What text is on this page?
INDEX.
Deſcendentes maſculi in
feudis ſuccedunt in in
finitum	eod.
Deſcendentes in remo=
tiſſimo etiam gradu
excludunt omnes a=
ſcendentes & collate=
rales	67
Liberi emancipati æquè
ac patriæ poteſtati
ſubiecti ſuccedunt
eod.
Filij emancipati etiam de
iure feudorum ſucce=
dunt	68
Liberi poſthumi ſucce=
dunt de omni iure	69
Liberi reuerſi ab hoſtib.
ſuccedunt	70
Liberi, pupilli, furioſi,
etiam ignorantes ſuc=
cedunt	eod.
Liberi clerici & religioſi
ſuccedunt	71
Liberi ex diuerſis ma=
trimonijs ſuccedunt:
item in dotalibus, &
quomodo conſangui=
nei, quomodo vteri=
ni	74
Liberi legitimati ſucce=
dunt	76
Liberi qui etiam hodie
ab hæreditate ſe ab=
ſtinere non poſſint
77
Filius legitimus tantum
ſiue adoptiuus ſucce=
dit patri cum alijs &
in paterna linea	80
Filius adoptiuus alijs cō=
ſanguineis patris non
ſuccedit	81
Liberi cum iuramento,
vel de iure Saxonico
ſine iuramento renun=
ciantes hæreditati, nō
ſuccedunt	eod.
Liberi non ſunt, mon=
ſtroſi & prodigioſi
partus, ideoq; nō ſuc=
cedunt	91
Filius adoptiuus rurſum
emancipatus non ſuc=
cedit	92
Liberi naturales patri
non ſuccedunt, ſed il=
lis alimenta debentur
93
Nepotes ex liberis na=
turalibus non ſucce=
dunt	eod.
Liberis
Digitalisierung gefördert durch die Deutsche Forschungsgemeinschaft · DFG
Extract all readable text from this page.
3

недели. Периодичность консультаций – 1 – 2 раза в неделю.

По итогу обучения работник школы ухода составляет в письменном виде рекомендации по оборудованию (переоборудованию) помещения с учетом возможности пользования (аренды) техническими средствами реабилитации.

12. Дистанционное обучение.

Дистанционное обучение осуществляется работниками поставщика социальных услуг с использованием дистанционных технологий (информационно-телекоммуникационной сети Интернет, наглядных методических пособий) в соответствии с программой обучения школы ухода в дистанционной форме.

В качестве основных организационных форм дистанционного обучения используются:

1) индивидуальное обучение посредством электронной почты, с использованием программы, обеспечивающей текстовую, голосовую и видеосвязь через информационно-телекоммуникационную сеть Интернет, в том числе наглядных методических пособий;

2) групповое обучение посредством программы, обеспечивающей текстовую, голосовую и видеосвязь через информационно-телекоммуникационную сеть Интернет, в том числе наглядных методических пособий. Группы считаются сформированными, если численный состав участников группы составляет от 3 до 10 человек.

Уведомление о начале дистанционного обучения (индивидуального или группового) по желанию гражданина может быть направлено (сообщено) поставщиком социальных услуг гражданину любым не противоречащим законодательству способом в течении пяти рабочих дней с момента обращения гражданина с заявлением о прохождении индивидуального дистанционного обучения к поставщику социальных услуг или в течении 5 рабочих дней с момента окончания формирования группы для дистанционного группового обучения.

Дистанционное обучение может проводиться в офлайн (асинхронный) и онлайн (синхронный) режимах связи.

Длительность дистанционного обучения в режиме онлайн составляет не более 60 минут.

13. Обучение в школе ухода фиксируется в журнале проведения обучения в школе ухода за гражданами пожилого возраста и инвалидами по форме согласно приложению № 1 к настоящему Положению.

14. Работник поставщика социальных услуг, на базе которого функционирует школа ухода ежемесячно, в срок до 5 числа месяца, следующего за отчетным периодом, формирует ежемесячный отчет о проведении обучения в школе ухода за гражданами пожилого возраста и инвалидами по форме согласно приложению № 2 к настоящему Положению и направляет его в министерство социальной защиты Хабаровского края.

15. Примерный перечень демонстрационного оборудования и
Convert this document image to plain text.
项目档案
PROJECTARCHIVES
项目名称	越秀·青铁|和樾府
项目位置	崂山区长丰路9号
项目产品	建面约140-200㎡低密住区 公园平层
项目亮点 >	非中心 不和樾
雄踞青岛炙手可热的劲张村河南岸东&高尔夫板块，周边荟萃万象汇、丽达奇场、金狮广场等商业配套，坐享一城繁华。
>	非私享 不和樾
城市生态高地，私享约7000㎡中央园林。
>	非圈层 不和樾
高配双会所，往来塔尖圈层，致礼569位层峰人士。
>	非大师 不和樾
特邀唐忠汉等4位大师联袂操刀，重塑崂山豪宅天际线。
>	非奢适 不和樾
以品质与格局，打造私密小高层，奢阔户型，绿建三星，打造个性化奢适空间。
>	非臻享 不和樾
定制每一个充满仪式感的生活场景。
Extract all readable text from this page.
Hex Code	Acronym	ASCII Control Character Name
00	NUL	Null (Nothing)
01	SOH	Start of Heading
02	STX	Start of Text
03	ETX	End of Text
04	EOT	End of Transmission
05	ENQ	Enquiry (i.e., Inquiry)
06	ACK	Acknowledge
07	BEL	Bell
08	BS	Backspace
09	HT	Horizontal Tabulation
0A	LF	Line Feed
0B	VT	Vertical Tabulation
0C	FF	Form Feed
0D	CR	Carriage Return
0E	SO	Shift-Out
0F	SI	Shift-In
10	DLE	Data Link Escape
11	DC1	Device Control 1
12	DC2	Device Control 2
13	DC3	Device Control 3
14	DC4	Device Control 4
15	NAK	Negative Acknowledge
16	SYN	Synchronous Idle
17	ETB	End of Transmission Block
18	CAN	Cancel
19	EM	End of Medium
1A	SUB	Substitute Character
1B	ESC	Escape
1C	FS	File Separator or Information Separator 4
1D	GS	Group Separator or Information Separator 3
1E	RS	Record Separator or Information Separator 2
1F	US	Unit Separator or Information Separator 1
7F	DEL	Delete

§ **Required work**: Quote the whole listing above, leaving nothing out.

§ **Right answer**:
What text is on this page?
INDEX.
Deſcendentes maſculi in
feudis ſuccedunt in in
finitum	eod.
Deſcendentes in remo=
tiſſimo etiam gradu
excludunt omnes a=
ſcendentes & collate=
rales	67
Liberi emancipati æquè
ac patriæ poteſtati
ſubiecti ſuccedunt
eod.
Filij emancipati etiam de
iure feudorum ſucce=
dunt	68
Liberi poſthumi ſucce=
dunt de omni iure	69
Liberi reuerſi ab hoſtib.
ſuccedunt	70
Liberi, pupilli, furioſi,
etiam ignorantes ſuc=
cedunt	eod.
Liberi clerici & religioſi
ſuccedunt	71
Liberi ex diuerſis ma=
trimonijs ſuccedunt:
item in dotalibus, &
quomodo conſangui=
nei, quomodo vteri=
ni	74
Liberi legitimati ſucce=
dunt	76
Liberi qui etiam hodie
ab hæreditate ſe ab=
ſtinere non poſſint
77
Filius legitimus tantum
ſiue adoptiuus ſucce=
dit patri cum alijs &
in paterna linea	80
Filius adoptiuus alijs cō=
ſanguineis patris non
ſuccedit	81
Liberi cum iuramento,
vel de iure Saxonico
ſine iuramento renun=
ciantes hæreditati, nō
ſuccedunt	eod.
Liberi non ſunt, mon=
ſtroſi & prodigioſi
partus, ideoq; nō ſuc=
cedunt	91
Filius adoptiuus rurſum
emancipatus non ſuc=
cedit	92
Liberi naturales patri
non ſuccedunt, ſed il=
lis alimenta debentur
93
Nepotes ex liberis na=
turalibus non ſucce=
dunt	eod.
Liberis
Digitalisierung gefördert durch die Deutsche Forschungsgemeinschaft · DFG
Extract all readable text from this page.
3

недели. Периодичность консультаций – 1 – 2 раза в неделю.

По итогу обучения работник школы ухода составляет в письменном виде рекомендации по оборудованию (переоборудованию) помещения с учетом возможности пользования (аренды) техническими средствами реабилитации.

12. Дистанционное обучение.

Дистанционное обучение осуществляется работниками поставщика социальных услуг с использованием дистанционных технологий (информационно-телекоммуникационной сети Интернет, наглядных методических пособий) в соответствии с программой обучения школы ухода в дистанционной форме.

В качестве основных организационных форм дистанционного обучения используются:

1) индивидуальное обучение посредством электронной почты, с использованием программы, обеспечивающей текстовую, голосовую и видеосвязь через информационно-телекоммуникационную сеть Интернет, в том числе наглядных методических пособий;

2) групповое обучение посредством программы, обеспечивающей текстовую, голосовую и видеосвязь через информационно-телекоммуникационную сеть Интернет, в том числе наглядных методических пособий. Группы считаются сформированными, если численный состав участников группы составляет от 3 до 10 человек.

Уведомление о начале дистанционного обучения (индивидуального или группового) по желанию гражданина может быть направлено (сообщено) поставщиком социальных услуг гражданину любым не противоречащим законодательству способом в течении пяти рабочих дней с момента обращения гражданина с заявлением о прохождении индивидуального дистанционного обучения к поставщику социальных услуг или в течении 5 рабочих дней с момента окончания формирования группы для дистанционного группового обучения.

Дистанционное обучение может проводиться в офлайн (асинхронный) и онлайн (синхронный) режимах связи.

Длительность дистанционного обучения в режиме онлайн составляет не более 60 минут.

13. Обучение в школе ухода фиксируется в журнале проведения обучения в школе ухода за гражданами пожилого возраста и инвалидами по форме согласно приложению № 1 к настоящему Положению.

14. Работник поставщика социальных услуг, на базе которого функционирует школа ухода ежемесячно, в срок до 5 числа месяца, следующего за отчетным периодом, формирует ежемесячный отчет о проведении обучения в школе ухода за гражданами пожилого возраста и инвалидами по форме согласно приложению № 2 к настоящему Положению и направляет его в министерство социальной защиты Хабаровского края.

15. Примерный перечень демонстрационного оборудования и
Convert this document image to plain text.
项目档案
PROJECTARCHIVES
项目名称	越秀·青铁|和樾府
项目位置	崂山区长丰路9号
项目产品	建面约140-200㎡低密住区 公园平层
项目亮点 >	非中心 不和樾
雄踞青岛炙手可热的劲张村河南岸东&高尔夫板块，周边荟萃万象汇、丽达奇场、金狮广场等商业配套，坐享一城繁华。
>	非私享 不和樾
城市生态高地，私享约7000㎡中央园林。
>	非圈层 不和樾
高配双会所，往来塔尖圈层，致礼569位层峰人士。
>	非大师 不和樾
特邀唐忠汉等4位大师联袂操刀，重塑崂山豪宅天际线。
>	非奢适 不和樾
以品质与格局，打造私密小高层，奢阔户型，绿建三星，打造个性化奢适空间。
>	非臻享 不和樾
定制每一个充满仪式感的生活场景。
Extract all readable text from this page.
Hex Code	Acronym	ASCII Control Character Name
00	NUL	Null (Nothing)
01	SOH	Start of Heading
02	STX	Start of Text
03	ETX	End of Text
04	EOT	End of Transmission
05	ENQ	Enquiry (i.e., Inquiry)
06	ACK	Acknowledge
07	BEL	Bell
08	BS	Backspace
09	HT	Horizontal Tabulation
0A	LF	Line Feed
0B	VT	Vertical Tabulation
0C	FF	Form Feed
0D	CR	Carriage Return
0E	SO	Shift-Out
0F	SI	Shift-In
10	DLE	Data Link Escape
11	DC1	Device Control 1
12	DC2	Device Control 2
13	DC3	Device Control 3
14	DC4	Device Control 4
15	NAK	Negative Acknowledge
16	SYN	Synchronous Idle
17	ETB	End of Transmission Block
18	CAN	Cancel
19	EM	End of Medium
1A	SUB	Substitute Character
1B	ESC	Escape
1C	FS	File Separator or Information Separator 4
1D	GS	Group Separator or Information Separator 3
1E	RS	Record Separator or Information Separator 2
1F	US	Unit Separator or Information Separator 1
7F	DEL	Delete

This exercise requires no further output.